***** INPUT FOR THIS TASK *****
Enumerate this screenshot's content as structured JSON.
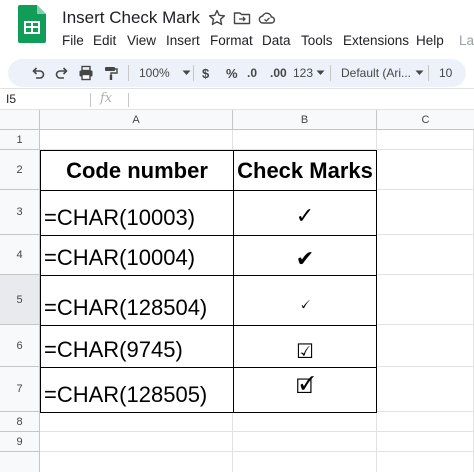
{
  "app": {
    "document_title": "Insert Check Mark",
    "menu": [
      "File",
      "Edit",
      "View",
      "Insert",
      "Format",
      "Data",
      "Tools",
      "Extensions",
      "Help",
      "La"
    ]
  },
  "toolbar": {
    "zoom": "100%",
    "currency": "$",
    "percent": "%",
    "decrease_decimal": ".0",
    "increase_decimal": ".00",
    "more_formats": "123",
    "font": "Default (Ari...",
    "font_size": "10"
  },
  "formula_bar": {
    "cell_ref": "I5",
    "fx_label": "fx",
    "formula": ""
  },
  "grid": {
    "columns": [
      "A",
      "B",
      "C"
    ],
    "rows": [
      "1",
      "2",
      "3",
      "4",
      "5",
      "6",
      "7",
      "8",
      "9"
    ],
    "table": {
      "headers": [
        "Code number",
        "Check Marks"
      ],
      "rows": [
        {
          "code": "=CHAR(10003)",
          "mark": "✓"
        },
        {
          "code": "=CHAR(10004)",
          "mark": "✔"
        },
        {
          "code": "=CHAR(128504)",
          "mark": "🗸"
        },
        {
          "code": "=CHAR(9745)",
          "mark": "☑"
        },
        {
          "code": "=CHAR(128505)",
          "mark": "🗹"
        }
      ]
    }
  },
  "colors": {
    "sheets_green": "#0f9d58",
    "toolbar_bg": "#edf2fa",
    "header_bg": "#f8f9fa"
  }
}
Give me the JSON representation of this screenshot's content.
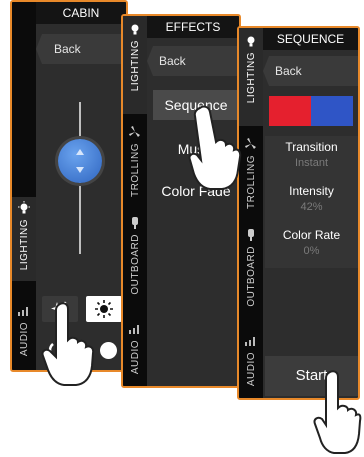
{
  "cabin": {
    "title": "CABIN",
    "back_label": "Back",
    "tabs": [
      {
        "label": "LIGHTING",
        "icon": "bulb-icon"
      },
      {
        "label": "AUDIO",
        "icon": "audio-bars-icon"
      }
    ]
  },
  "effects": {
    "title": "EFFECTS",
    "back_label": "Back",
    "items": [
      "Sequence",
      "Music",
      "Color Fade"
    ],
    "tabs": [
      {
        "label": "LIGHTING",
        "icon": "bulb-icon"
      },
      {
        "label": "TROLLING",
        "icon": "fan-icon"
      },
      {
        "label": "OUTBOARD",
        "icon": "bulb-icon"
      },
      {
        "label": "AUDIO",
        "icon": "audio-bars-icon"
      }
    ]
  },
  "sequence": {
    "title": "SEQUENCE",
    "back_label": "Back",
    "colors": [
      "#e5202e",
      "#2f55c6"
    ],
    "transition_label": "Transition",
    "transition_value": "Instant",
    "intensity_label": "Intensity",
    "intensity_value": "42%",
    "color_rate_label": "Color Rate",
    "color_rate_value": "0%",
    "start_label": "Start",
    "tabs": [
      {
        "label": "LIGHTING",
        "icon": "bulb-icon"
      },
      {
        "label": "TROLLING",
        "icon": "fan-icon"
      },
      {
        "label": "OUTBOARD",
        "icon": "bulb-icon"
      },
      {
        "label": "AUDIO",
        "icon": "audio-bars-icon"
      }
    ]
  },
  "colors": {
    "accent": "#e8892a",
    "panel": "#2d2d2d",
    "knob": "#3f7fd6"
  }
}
*****
= TASK OBJECTIVE =
From the listing above, copy out each line where the word "JSON" appears.

= ANSWER TO THE PROBLEM =
Enumerate this screenshot's content as structured JSON.
Give me the JSON representation of this screenshot's content.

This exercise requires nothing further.